Records drawn from a dataset:
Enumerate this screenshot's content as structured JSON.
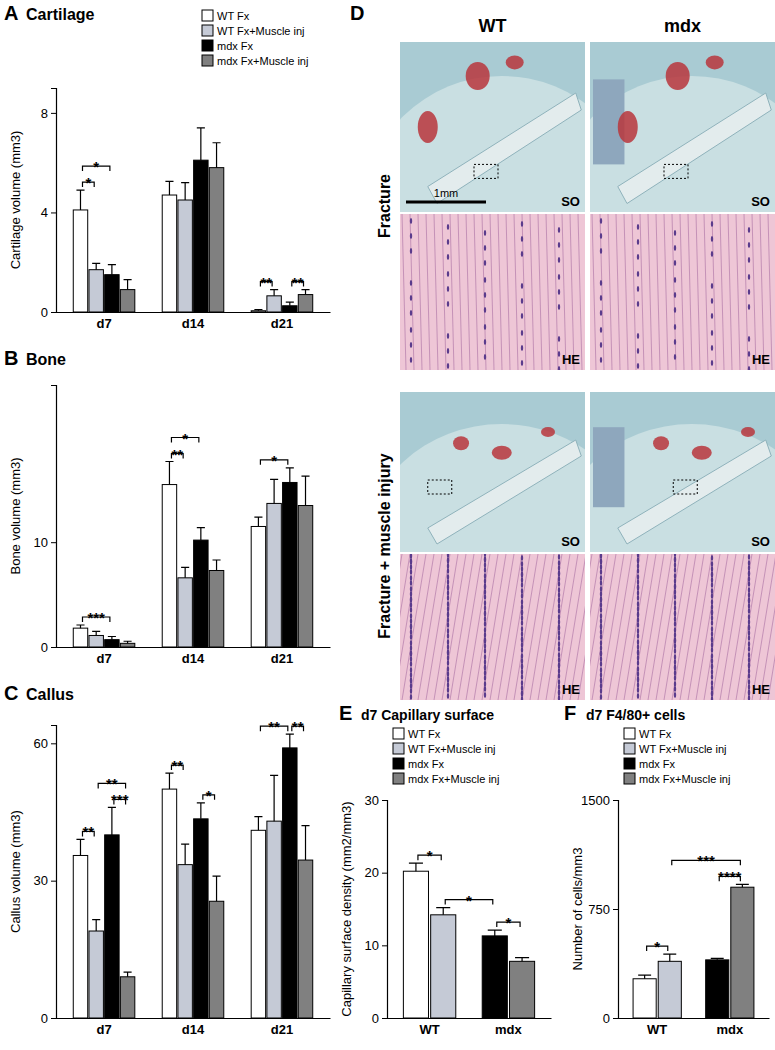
{
  "chart_data": [
    {
      "type": "bar",
      "label": "A",
      "title": "Cartilage",
      "y_label": "Cartilage volume (mm3)",
      "categories": [
        "d7",
        "d14",
        "d21"
      ],
      "series": [
        {
          "name": "WT Fx",
          "color": "#ffffff",
          "values": [
            4.1,
            4.7,
            0.05
          ],
          "errors": [
            0.8,
            0.55,
            0.05
          ]
        },
        {
          "name": "WT Fx+Muscle inj",
          "color": "#c5cad6",
          "values": [
            1.7,
            4.5,
            0.65
          ],
          "errors": [
            0.25,
            0.7,
            0.25
          ]
        },
        {
          "name": "mdx Fx",
          "color": "#000000",
          "values": [
            1.5,
            6.1,
            0.25
          ],
          "errors": [
            0.4,
            1.3,
            0.15
          ]
        },
        {
          "name": "mdx Fx+Muscle inj",
          "color": "#808080",
          "values": [
            0.9,
            5.8,
            0.7
          ],
          "errors": [
            0.4,
            1.0,
            0.2
          ]
        }
      ],
      "ylim": [
        0,
        9
      ],
      "yticks": [
        0,
        4,
        8
      ],
      "legend": "upper right",
      "annotations": [
        {
          "text": "*",
          "from": {
            "category": "d7",
            "series": "WT Fx"
          },
          "to": {
            "category": "d7",
            "series": "WT Fx+Muscle inj"
          }
        },
        {
          "text": "*",
          "from": {
            "category": "d7",
            "series": "WT Fx"
          },
          "to": {
            "category": "d7",
            "series": "mdx Fx"
          }
        },
        {
          "text": "**",
          "from": {
            "category": "d21",
            "series": "WT Fx"
          },
          "to": {
            "category": "d21",
            "series": "WT Fx+Muscle inj"
          }
        },
        {
          "text": "**",
          "from": {
            "category": "d21",
            "series": "mdx Fx"
          },
          "to": {
            "category": "d21",
            "series": "mdx Fx+Muscle inj"
          }
        }
      ]
    },
    {
      "type": "bar",
      "label": "B",
      "title": "Bone",
      "y_label": "Bone volume (mm3)",
      "categories": [
        "d7",
        "d14",
        "d21"
      ],
      "series": [
        {
          "name": "WT Fx",
          "color": "#ffffff",
          "values": [
            1.8,
            15.5,
            11.5
          ],
          "errors": [
            0.3,
            2.2,
            0.9
          ]
        },
        {
          "name": "WT Fx+Muscle inj",
          "color": "#c5cad6",
          "values": [
            1.1,
            6.6,
            13.7
          ],
          "errors": [
            0.4,
            1.0,
            2.3
          ]
        },
        {
          "name": "mdx Fx",
          "color": "#000000",
          "values": [
            0.7,
            10.2,
            15.7
          ],
          "errors": [
            0.3,
            1.2,
            1.4
          ]
        },
        {
          "name": "mdx Fx+Muscle inj",
          "color": "#808080",
          "values": [
            0.35,
            7.3,
            13.5
          ],
          "errors": [
            0.2,
            1.0,
            2.8
          ]
        }
      ],
      "ylim": [
        0,
        25
      ],
      "yticks": [
        0,
        10
      ],
      "legend": false,
      "annotations": [
        {
          "text": "***",
          "from": {
            "category": "d7",
            "series": "WT Fx"
          },
          "to": {
            "category": "d7",
            "series": "mdx Fx"
          }
        },
        {
          "text": "**",
          "from": {
            "category": "d14",
            "series": "WT Fx"
          },
          "to": {
            "category": "d14",
            "series": "WT Fx+Muscle inj"
          }
        },
        {
          "text": "*",
          "from": {
            "category": "d14",
            "series": "WT Fx"
          },
          "to": {
            "category": "d14",
            "series": "mdx Fx"
          }
        },
        {
          "text": "*",
          "from": {
            "category": "d21",
            "series": "WT Fx"
          },
          "to": {
            "category": "d21",
            "series": "mdx Fx"
          }
        }
      ]
    },
    {
      "type": "bar",
      "label": "C",
      "title": "Callus",
      "y_label": "Callus volume (mm3)",
      "categories": [
        "d7",
        "d14",
        "d21"
      ],
      "series": [
        {
          "name": "WT Fx",
          "color": "#ffffff",
          "values": [
            35.5,
            50,
            41
          ],
          "errors": [
            3.5,
            3.5,
            3
          ]
        },
        {
          "name": "WT Fx+Muscle inj",
          "color": "#c5cad6",
          "values": [
            19,
            33.5,
            43
          ],
          "errors": [
            2.5,
            4.5,
            10
          ]
        },
        {
          "name": "mdx Fx",
          "color": "#000000",
          "values": [
            40,
            43.5,
            59
          ],
          "errors": [
            6,
            3.5,
            3
          ]
        },
        {
          "name": "mdx Fx+Muscle inj",
          "color": "#808080",
          "values": [
            9,
            25.5,
            34.5
          ],
          "errors": [
            1,
            5.5,
            7.5
          ]
        }
      ],
      "ylim": [
        0,
        64
      ],
      "yticks": [
        0,
        30,
        60
      ],
      "legend": false,
      "annotations": [
        {
          "text": "**",
          "from": {
            "category": "d7",
            "series": "WT Fx"
          },
          "to": {
            "category": "d7",
            "series": "WT Fx+Muscle inj"
          }
        },
        {
          "text": "***",
          "from": {
            "category": "d7",
            "series": "mdx Fx"
          },
          "to": {
            "category": "d7",
            "series": "mdx Fx+Muscle inj"
          }
        },
        {
          "text": "**",
          "from": {
            "category": "d7",
            "series": "WT Fx+Muscle inj"
          },
          "to": {
            "category": "d7",
            "series": "mdx Fx+Muscle inj"
          }
        },
        {
          "text": "**",
          "from": {
            "category": "d14",
            "series": "WT Fx"
          },
          "to": {
            "category": "d14",
            "series": "WT Fx+Muscle inj"
          }
        },
        {
          "text": "*",
          "from": {
            "category": "d14",
            "series": "mdx Fx"
          },
          "to": {
            "category": "d14",
            "series": "mdx Fx+Muscle inj"
          }
        },
        {
          "text": "**",
          "from": {
            "category": "d21",
            "series": "mdx Fx"
          },
          "to": {
            "category": "d21",
            "series": "mdx Fx+Muscle inj"
          }
        },
        {
          "text": "**",
          "from": {
            "category": "d21",
            "series": "WT Fx"
          },
          "to": {
            "category": "d21",
            "series": "mdx Fx"
          }
        }
      ]
    },
    {
      "type": "bar",
      "label": "E",
      "title": "d7 Capillary surface",
      "y_label": "Capillary surface density (mm2/mm3)",
      "categories": [
        "WT",
        "mdx"
      ],
      "series": [
        {
          "name": "WT Fx",
          "color": "#ffffff",
          "values": [
            20.2,
            null
          ],
          "errors": [
            1.1,
            null
          ]
        },
        {
          "name": "WT Fx+Muscle inj",
          "color": "#c5cad6",
          "values": [
            14.2,
            null
          ],
          "errors": [
            1.0,
            null
          ]
        },
        {
          "name": "mdx Fx",
          "color": "#000000",
          "values": [
            null,
            11.3
          ],
          "errors": [
            null,
            0.8
          ]
        },
        {
          "name": "mdx Fx+Muscle inj",
          "color": "#808080",
          "values": [
            null,
            7.8
          ],
          "errors": [
            null,
            0.5
          ]
        }
      ],
      "ylim": [
        0,
        30
      ],
      "yticks": [
        0,
        10,
        20,
        30
      ],
      "legend": "upper left",
      "annotations": [
        {
          "text": "*",
          "from": {
            "category": "WT",
            "series": "WT Fx"
          },
          "to": {
            "category": "WT",
            "series": "WT Fx+Muscle inj"
          }
        },
        {
          "text": "*",
          "from": {
            "category": "mdx",
            "series": "mdx Fx"
          },
          "to": {
            "category": "mdx",
            "series": "mdx Fx+Muscle inj"
          }
        },
        {
          "text": "*",
          "from": {
            "category": "WT",
            "series": "WT Fx+Muscle inj"
          },
          "to": {
            "category": "mdx",
            "series": "mdx Fx"
          }
        }
      ]
    },
    {
      "type": "bar",
      "label": "F",
      "title": "d7 F4/80+ cells",
      "y_label": "Number of cells/mm3",
      "categories": [
        "WT",
        "mdx"
      ],
      "series": [
        {
          "name": "WT Fx",
          "color": "#ffffff",
          "values": [
            270,
            null
          ],
          "errors": [
            25,
            null
          ]
        },
        {
          "name": "WT Fx+Muscle inj",
          "color": "#c5cad6",
          "values": [
            390,
            null
          ],
          "errors": [
            50,
            null
          ]
        },
        {
          "name": "mdx Fx",
          "color": "#000000",
          "values": [
            null,
            400
          ],
          "errors": [
            null,
            10
          ]
        },
        {
          "name": "mdx Fx+Muscle inj",
          "color": "#808080",
          "values": [
            null,
            900
          ],
          "errors": [
            null,
            20
          ]
        }
      ],
      "ylim": [
        0,
        1500
      ],
      "yticks": [
        0,
        750,
        1500
      ],
      "legend": "upper left",
      "annotations": [
        {
          "text": "*",
          "from": {
            "category": "WT",
            "series": "WT Fx"
          },
          "to": {
            "category": "WT",
            "series": "WT Fx+Muscle inj"
          }
        },
        {
          "text": "****",
          "from": {
            "category": "mdx",
            "series": "mdx Fx"
          },
          "to": {
            "category": "mdx",
            "series": "mdx Fx+Muscle inj"
          }
        },
        {
          "text": "***",
          "from": {
            "category": "WT",
            "series": "WT Fx+Muscle inj"
          },
          "to": {
            "category": "mdx",
            "series": "mdx Fx+Muscle inj"
          }
        }
      ]
    }
  ],
  "images": {
    "label": "D",
    "columns": [
      "WT",
      "mdx"
    ],
    "rows": [
      {
        "title": "Fracture",
        "panels": [
          "SO",
          "HE"
        ]
      },
      {
        "title": "Fracture + muscle injury",
        "panels": [
          "SO",
          "HE"
        ]
      }
    ],
    "scale_bar": "1mm"
  }
}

Exercise:
Which lines of the records contain the word "Fracture"? Copy each of them.

Answer for the task:
        "title": "Fracture",
        "title": "Fracture + muscle injury",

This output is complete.